:: Page ::
Nous poursuivons ce jour avec la 2 ème partie de l’interview réalisée avec Galion Soglo. Lisez ci-dessous son décryptage relatif à la crise entre le Niger et le Bénin.
J’aborde très vite le dossier suivant de la crise bénino-nigérienne. Depuis le 26 juillet, il y a eu coup d’État au Niger, vous le savez très bien. Et depuis ce jour, le Bénin est presque en crise. Crise diplomatique, crise économique, crise stratégique, crise alimentaire, avec son voisin du Nord. Et vous savez, le dernier développement de l’actualité, c’est l’arrestation, ici à Cotonou, il y a deux jours, de cinq officiels nigériens. Quelle est la lecture globale que vous faites de cette crise qui dure depuis plus de huit mois et qui n’a pas l’air de finir ?
Je vous remercie, Marcel. Je suis attristé, comme bon nombre de nos concitoyens, par cette situation que nous vivons avec un pays frère, le Niger. C’est à la fois déplorable, lamentable. Je pense qu’on aurait pu faire économie de tout ça, laisser de côté les ergots et mettre la balle à terre.
C’est ce que je pense. Mais je dois aussi vous dire, Marcel, que je m’interroge. Je m’interroge sur, en fait, cette crise.
C’est à croire que quand on est prêt à la résoudre, on remet de l’huile sur le feu. Vous savez, je ne veux pas jouer à l’apprenti sorcier, parce que ce n’est pas mon rôle, mais rappelez-vous que dans mon livre « 17 minutes pour vivre », j’avais indiqué en 2022 que le prochain président de la Cour constitutionnelle allait être Monsieur Dorothée Sossa. A l’époque, on m’avait pris un peu pour un fou.
:::
Consigne écrite A ▸ Recopiez à l'identique tout ce qui va de « Je vous remercie, Marcel. » jusqu'à « fait, cette crise. » dans l'interview sur la crise entre le Niger et le Bénin.
:: Lignes d'entrée ::
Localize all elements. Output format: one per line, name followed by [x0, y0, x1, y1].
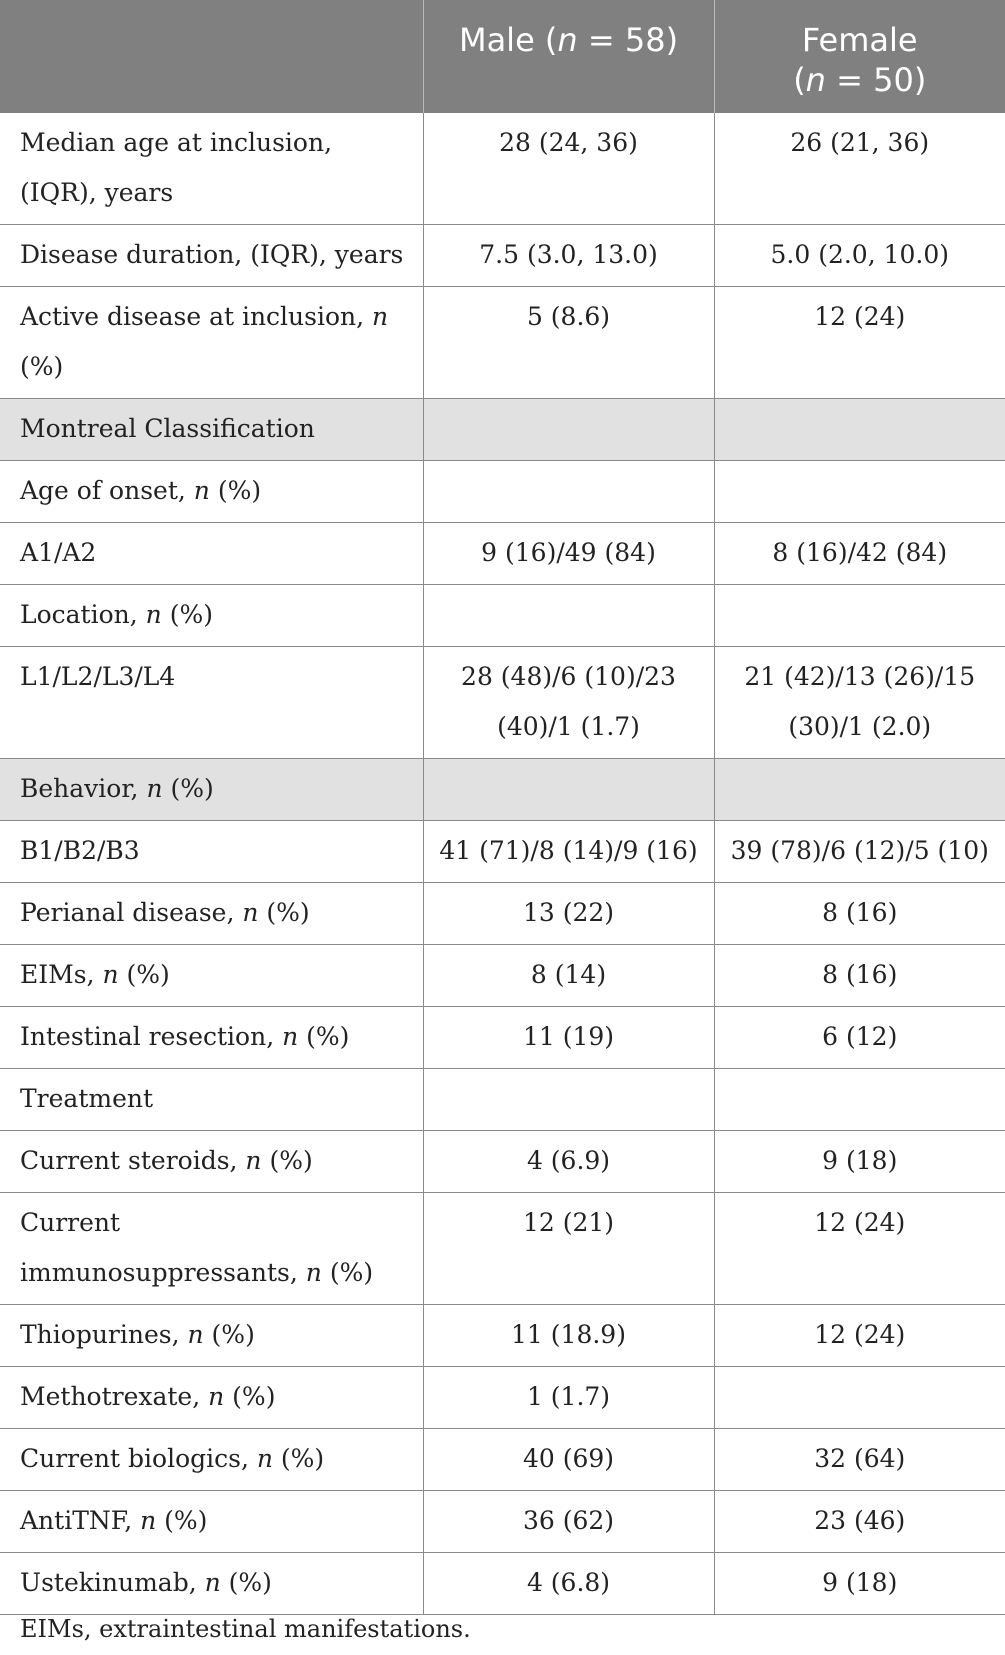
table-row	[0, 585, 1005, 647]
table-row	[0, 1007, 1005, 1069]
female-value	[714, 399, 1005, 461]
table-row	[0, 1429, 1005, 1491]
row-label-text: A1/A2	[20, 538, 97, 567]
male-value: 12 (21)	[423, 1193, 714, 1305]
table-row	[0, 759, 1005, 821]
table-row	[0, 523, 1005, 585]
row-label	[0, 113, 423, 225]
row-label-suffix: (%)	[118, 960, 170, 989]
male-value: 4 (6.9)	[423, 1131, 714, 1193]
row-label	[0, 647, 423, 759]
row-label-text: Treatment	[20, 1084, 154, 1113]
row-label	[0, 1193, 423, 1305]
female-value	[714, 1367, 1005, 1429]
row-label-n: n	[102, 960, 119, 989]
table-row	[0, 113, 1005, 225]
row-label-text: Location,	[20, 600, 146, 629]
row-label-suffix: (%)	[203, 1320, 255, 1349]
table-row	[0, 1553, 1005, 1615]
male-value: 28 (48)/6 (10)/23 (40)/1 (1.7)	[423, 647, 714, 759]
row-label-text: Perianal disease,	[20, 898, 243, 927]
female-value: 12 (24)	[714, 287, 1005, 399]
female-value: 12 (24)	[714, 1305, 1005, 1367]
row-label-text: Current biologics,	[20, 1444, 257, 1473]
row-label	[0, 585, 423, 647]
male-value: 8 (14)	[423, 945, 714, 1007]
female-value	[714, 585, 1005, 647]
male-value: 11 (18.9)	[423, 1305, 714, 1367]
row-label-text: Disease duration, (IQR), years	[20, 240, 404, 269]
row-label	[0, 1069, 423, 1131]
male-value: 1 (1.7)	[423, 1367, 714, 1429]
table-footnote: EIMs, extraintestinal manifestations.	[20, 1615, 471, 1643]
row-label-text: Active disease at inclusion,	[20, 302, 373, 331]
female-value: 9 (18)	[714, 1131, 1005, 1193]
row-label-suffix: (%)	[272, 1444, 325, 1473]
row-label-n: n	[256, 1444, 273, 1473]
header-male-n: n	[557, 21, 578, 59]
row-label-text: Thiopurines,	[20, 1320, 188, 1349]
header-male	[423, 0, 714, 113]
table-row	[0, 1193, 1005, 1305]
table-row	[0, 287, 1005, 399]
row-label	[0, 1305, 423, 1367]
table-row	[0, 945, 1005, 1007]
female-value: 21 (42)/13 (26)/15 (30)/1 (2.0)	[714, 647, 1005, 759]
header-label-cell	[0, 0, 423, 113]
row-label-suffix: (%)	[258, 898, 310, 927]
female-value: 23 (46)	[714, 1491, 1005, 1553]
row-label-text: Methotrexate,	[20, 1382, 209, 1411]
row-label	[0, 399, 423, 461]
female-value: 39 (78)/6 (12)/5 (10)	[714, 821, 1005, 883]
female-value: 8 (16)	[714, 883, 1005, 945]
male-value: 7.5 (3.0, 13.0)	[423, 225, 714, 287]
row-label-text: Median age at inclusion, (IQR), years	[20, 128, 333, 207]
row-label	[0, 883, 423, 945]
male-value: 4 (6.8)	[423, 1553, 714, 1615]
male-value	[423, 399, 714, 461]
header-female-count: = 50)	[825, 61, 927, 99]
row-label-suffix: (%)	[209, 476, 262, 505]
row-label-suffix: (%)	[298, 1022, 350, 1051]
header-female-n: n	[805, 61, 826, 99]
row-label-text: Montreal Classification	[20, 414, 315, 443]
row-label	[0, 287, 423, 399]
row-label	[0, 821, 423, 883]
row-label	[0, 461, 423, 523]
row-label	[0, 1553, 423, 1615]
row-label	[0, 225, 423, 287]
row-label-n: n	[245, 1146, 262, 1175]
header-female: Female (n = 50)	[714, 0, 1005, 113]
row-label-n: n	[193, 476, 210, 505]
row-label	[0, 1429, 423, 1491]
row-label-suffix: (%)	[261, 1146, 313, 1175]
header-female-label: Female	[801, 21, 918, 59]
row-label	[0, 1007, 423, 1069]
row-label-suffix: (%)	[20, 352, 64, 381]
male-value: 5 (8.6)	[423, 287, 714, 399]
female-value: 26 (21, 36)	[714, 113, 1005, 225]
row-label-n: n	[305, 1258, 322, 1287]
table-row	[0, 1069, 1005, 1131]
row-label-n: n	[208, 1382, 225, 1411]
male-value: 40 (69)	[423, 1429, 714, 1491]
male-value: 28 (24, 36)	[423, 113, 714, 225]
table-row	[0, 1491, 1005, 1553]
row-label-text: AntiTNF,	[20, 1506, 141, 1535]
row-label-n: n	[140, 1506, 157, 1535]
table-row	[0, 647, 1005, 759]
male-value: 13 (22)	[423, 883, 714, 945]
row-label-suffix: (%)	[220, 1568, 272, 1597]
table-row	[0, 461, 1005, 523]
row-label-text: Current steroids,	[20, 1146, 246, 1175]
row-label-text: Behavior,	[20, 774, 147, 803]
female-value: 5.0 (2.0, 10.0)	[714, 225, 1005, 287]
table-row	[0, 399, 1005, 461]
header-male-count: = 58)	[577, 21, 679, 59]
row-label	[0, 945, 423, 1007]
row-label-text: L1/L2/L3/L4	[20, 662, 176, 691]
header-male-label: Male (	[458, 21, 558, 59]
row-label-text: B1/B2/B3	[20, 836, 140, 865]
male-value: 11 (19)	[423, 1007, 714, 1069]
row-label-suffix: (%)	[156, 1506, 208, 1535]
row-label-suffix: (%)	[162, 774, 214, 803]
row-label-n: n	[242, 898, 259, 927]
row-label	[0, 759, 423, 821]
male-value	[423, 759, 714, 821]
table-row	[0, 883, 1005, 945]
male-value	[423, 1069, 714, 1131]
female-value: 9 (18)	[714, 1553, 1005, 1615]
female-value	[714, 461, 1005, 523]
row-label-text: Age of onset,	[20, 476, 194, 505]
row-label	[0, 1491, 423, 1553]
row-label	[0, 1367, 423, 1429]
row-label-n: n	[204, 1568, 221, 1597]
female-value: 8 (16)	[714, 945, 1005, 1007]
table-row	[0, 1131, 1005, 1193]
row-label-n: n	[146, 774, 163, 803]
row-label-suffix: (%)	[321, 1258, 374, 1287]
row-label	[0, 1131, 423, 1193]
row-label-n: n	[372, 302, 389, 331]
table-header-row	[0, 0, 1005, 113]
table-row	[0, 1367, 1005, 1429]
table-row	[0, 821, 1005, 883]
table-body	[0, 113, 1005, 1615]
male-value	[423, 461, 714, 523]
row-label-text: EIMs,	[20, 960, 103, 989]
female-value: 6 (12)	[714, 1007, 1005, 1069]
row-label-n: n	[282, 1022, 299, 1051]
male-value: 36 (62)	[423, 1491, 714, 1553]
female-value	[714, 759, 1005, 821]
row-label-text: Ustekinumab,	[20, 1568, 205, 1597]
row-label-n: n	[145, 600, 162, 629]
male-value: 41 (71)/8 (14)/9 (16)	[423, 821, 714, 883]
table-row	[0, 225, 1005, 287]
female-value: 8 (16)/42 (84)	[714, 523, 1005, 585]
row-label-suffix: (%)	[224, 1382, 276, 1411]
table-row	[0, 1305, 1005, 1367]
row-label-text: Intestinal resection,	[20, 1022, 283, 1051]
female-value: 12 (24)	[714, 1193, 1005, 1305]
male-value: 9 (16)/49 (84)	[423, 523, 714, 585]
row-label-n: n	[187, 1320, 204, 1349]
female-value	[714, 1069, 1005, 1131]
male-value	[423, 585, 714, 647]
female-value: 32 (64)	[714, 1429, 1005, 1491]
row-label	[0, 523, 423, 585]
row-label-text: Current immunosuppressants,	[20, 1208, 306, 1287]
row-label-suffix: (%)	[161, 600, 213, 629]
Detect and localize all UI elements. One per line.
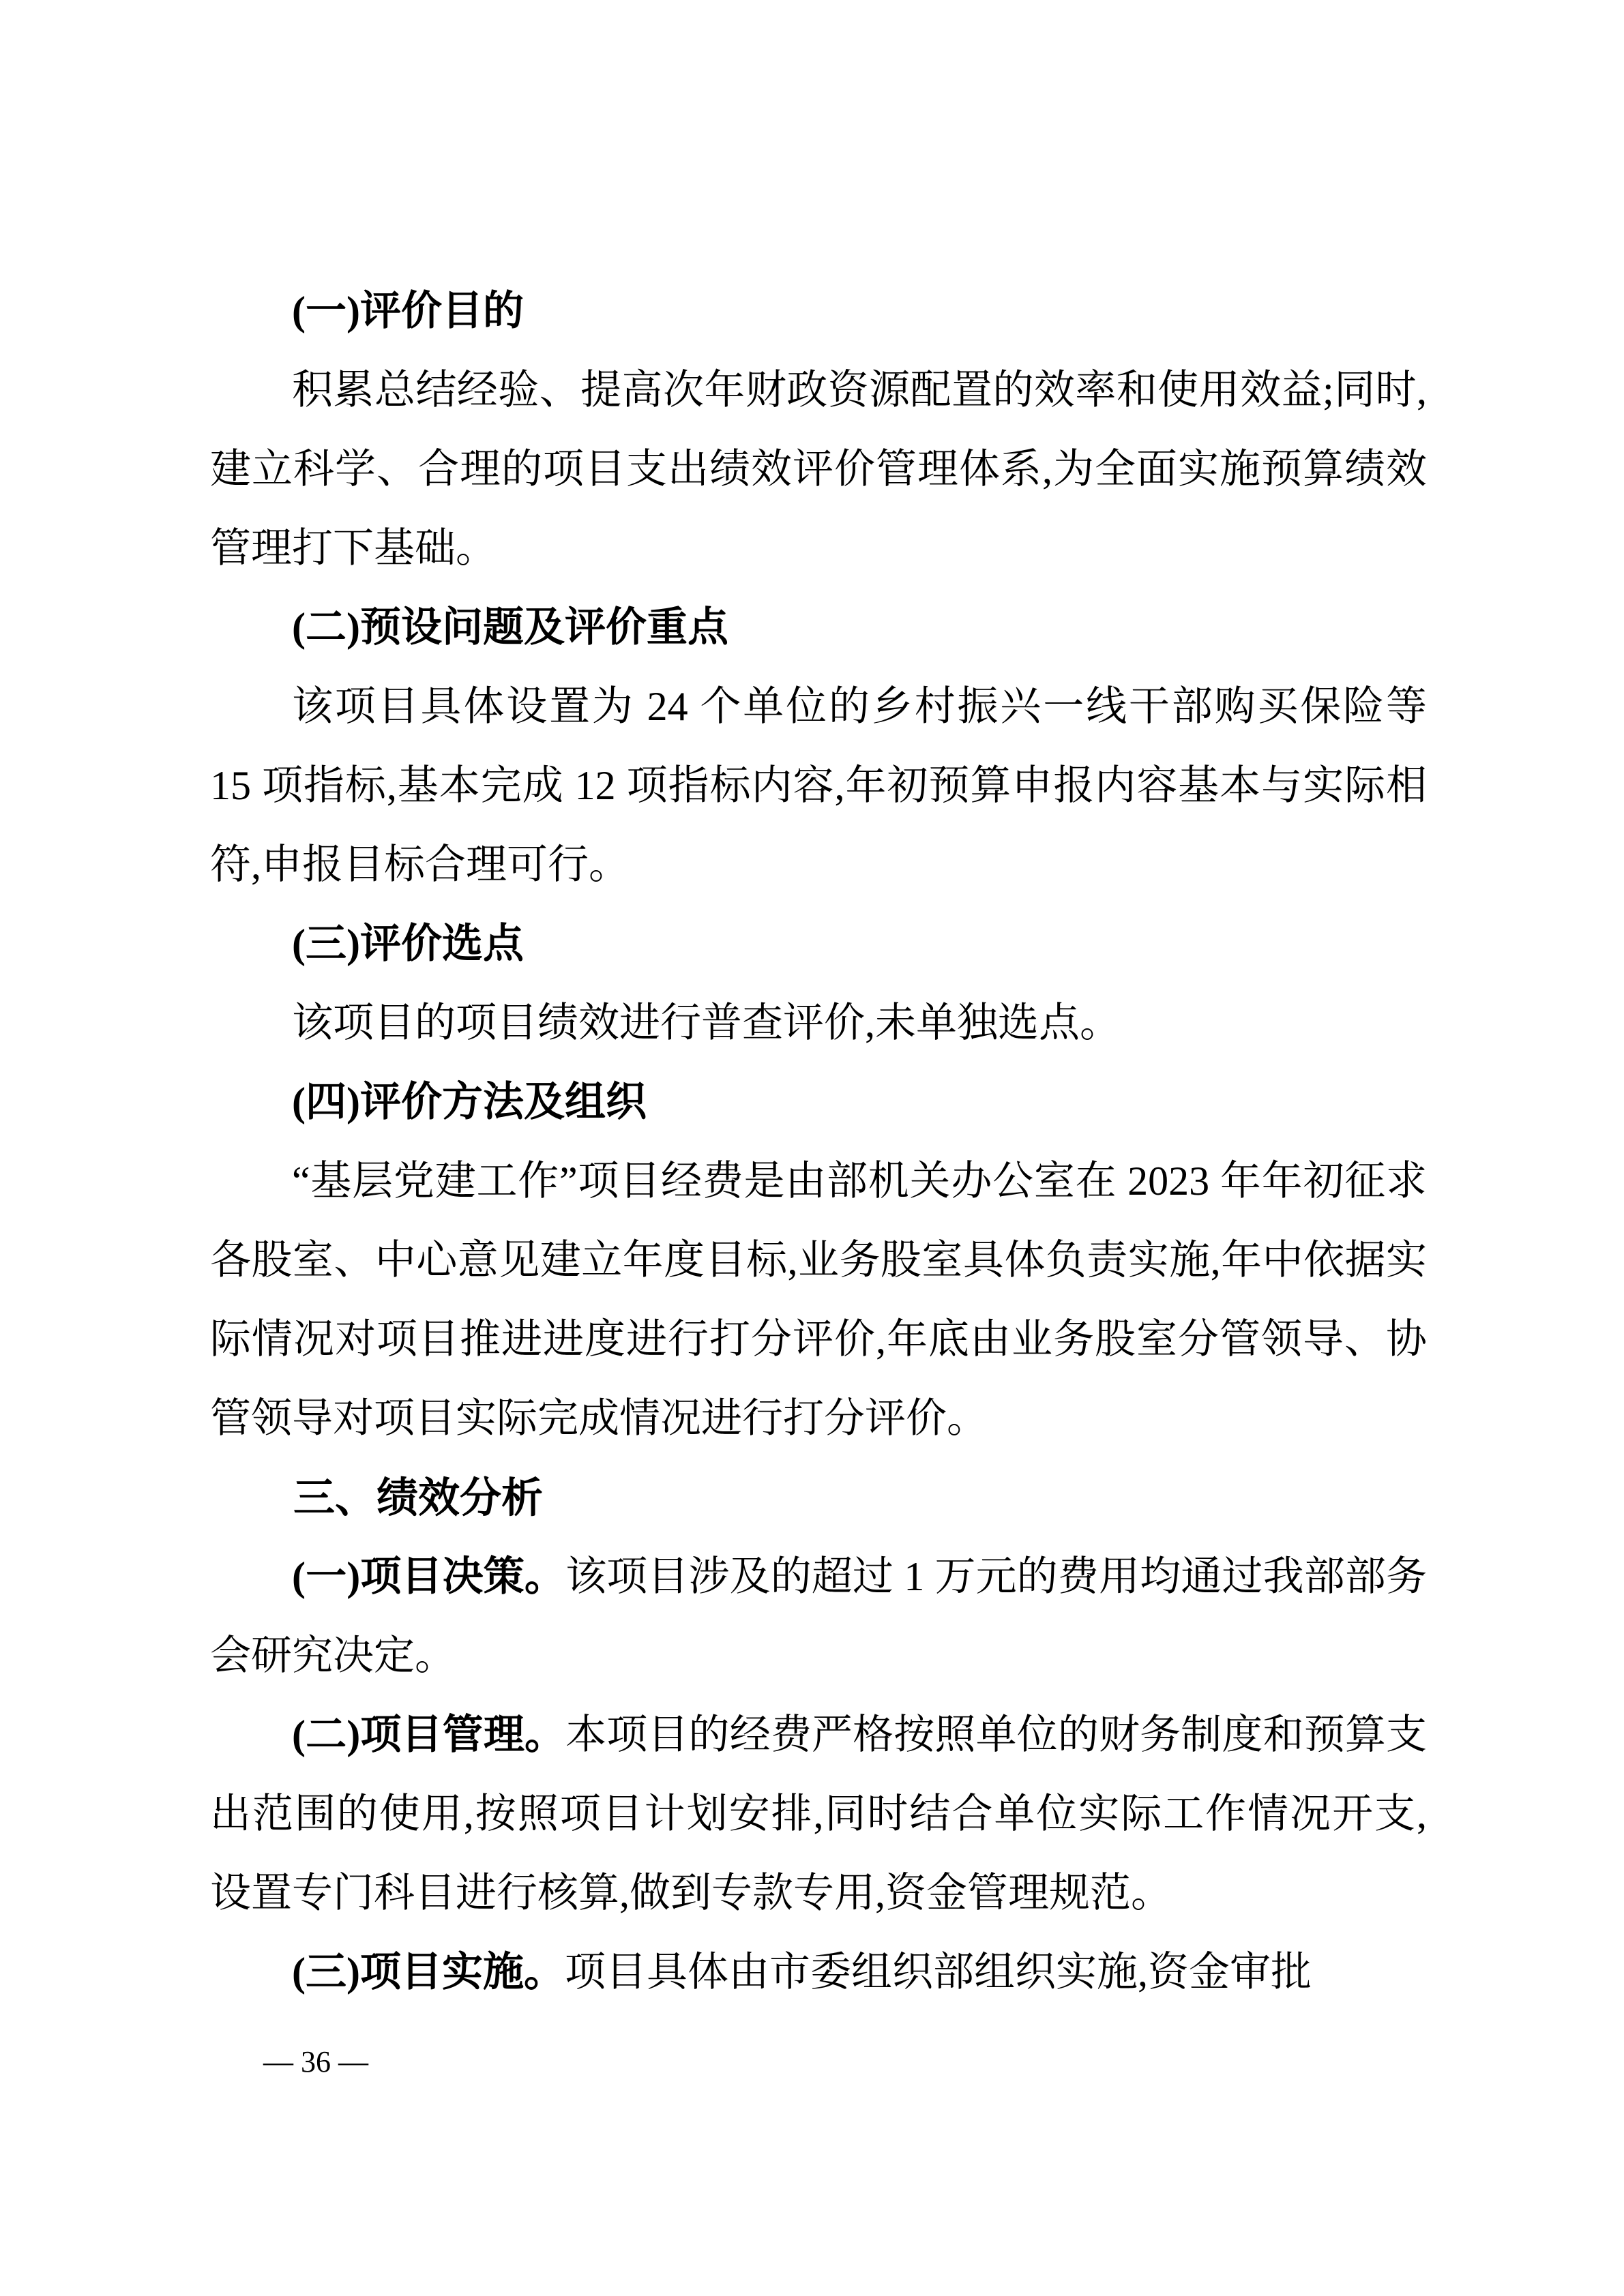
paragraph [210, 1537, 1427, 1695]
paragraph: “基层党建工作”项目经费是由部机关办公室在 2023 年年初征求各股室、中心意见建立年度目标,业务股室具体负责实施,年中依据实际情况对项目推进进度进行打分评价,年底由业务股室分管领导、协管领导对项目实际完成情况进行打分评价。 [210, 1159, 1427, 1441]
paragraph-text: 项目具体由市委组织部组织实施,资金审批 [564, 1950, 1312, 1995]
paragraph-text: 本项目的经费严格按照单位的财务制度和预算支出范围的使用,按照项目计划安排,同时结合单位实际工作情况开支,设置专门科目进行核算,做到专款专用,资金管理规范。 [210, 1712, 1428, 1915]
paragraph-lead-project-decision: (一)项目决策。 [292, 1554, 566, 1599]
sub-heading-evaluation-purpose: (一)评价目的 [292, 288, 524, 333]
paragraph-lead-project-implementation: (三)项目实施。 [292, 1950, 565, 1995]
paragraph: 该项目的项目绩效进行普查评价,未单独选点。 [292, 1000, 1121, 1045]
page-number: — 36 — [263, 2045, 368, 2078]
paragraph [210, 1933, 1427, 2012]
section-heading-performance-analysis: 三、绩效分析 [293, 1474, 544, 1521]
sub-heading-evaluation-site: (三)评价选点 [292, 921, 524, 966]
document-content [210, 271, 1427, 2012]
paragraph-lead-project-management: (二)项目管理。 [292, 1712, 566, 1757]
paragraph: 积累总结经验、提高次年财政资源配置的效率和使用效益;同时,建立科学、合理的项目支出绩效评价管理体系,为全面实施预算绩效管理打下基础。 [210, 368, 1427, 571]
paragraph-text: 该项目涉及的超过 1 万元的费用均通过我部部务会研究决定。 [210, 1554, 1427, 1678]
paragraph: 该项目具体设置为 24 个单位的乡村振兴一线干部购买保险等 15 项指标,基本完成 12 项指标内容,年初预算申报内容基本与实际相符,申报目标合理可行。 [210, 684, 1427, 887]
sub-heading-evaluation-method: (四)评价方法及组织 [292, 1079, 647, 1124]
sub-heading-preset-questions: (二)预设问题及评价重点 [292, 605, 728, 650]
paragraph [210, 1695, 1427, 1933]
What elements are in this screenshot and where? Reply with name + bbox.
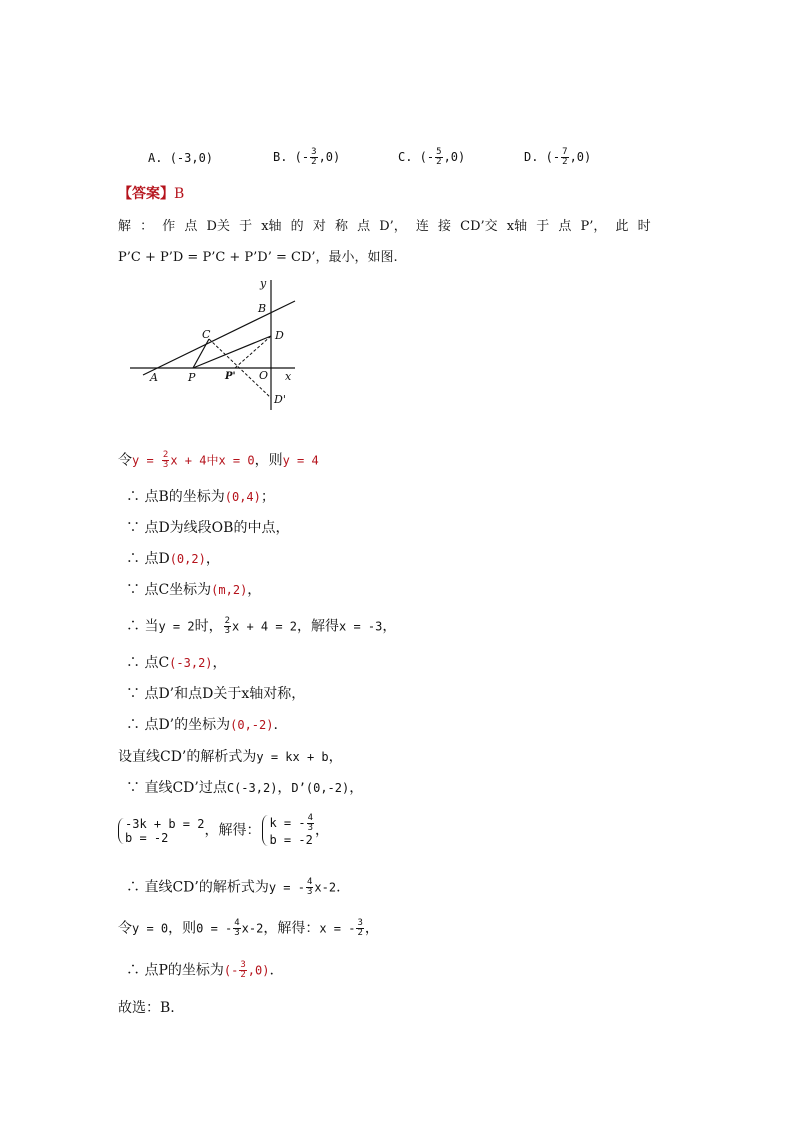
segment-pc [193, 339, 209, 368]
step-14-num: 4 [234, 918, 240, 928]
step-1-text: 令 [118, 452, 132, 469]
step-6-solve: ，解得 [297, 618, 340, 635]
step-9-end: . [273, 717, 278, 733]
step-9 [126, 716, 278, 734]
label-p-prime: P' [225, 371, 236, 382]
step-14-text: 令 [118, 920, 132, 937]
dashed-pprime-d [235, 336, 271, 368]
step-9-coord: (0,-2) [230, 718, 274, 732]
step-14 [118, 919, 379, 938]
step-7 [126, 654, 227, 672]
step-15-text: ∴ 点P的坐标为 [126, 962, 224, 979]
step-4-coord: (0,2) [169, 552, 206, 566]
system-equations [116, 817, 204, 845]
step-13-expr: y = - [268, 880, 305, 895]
:::
Consigne écrite B ▸ Dans les lignes d'entrée ci-dessus, prenez tout ce qui va de la ligne contenant « paragraph [210, 1537, 1427, 1695] » jusqu'à la ligne contenant « paragraph-text: 项目具体由市委组织部组织实施,资金审批 [564, 1950, 1312, 1995] », bornes incluses. Restituez uniquement ces lignes sous forme de liste JSON de chaînes, une chaîne par ligne, en omettant les lignes vides.

Solution A ▸
Je vous remercie, Marcel. Je suis attristé, comme bon nombre de nos concitoyens, par cette situation que nous vivons avec un pays frère, le Niger. C’est à la fois déplorable, lamentable. Je pense qu’on aurait pu faire économie de tout ça, laisser de côté les ergots et mettre la balle à terre.
C’est ce que je pense. Mais je dois aussi vous dire, Marcel, que je m’interroge. Je m’interroge sur, en fait, cette crise.

Solution B ▸
[
  "paragraph [210, 1537, 1427, 1695]",
  "paragraph: “基层党建工作”项目经费是由部机关办公室在 2023 年年初征求各股室、中心意见建立年度目标,业务股室具体负责实施,年中依据实际情况对项目推进进度进行打分评价,年底由业务股室分管领导、协管领导对项目实际完成情况进行打分评价。 [210, 1159, 1427, 1441]",
  "paragraph-text: 项目具体由市委组织部组织实施,资金审批 [564, 1950, 1312, 1995]"
]